- _Prompt_
Comb through the entries for "Обозначение" and pull out each line that holds it.

- _Raw records_
________________________

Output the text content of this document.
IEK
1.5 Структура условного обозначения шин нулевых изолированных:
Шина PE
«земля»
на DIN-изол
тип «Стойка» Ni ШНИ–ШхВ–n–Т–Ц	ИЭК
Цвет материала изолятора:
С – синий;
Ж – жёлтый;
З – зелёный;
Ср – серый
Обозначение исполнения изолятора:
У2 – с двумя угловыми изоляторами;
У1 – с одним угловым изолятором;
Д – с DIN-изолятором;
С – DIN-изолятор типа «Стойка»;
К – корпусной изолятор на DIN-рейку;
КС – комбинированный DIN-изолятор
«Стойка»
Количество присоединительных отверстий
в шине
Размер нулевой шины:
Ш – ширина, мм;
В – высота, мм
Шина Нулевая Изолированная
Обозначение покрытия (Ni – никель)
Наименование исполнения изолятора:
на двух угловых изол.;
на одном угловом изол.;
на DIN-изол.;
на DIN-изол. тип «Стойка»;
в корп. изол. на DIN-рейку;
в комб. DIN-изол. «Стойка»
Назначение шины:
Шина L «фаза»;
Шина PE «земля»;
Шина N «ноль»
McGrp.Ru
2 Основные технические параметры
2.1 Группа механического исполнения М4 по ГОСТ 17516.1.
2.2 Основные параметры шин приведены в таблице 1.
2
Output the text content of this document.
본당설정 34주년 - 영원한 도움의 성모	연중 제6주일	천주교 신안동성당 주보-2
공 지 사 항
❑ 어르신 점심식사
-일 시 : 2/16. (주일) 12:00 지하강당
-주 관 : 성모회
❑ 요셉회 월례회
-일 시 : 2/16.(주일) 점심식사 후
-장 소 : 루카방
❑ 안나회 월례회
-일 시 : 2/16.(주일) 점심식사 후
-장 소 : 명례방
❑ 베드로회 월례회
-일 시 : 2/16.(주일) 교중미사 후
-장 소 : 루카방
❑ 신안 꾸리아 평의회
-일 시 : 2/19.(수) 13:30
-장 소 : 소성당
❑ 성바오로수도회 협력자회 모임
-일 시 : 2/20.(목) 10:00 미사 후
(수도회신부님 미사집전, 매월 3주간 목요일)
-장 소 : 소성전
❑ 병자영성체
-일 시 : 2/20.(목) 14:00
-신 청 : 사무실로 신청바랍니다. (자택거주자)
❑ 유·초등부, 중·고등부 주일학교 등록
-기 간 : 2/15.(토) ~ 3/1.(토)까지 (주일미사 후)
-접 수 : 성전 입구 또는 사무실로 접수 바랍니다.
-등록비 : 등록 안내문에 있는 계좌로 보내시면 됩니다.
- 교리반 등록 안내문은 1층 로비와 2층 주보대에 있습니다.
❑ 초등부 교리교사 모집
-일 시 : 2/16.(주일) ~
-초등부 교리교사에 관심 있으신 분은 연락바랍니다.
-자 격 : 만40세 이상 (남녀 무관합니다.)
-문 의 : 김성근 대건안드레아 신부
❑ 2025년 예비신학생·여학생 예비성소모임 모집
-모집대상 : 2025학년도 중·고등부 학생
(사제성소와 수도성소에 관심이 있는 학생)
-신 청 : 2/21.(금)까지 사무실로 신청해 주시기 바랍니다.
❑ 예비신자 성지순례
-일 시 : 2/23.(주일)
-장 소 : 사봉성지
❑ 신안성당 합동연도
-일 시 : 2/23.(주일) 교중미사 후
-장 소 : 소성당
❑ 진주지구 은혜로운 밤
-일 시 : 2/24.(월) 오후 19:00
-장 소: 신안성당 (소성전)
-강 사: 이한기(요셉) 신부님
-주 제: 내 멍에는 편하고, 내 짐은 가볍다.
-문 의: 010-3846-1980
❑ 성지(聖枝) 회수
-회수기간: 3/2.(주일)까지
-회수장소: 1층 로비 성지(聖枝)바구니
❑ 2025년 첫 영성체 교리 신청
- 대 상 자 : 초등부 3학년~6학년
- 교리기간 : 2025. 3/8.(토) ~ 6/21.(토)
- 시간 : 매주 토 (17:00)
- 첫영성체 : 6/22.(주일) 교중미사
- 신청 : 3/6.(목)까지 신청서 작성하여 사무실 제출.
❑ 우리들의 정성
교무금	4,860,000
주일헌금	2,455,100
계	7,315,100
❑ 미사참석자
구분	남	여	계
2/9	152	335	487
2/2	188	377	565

________________________

- _Output_
Обозначение исполнения изолятора:
Обозначение покрытия (Ni – никель)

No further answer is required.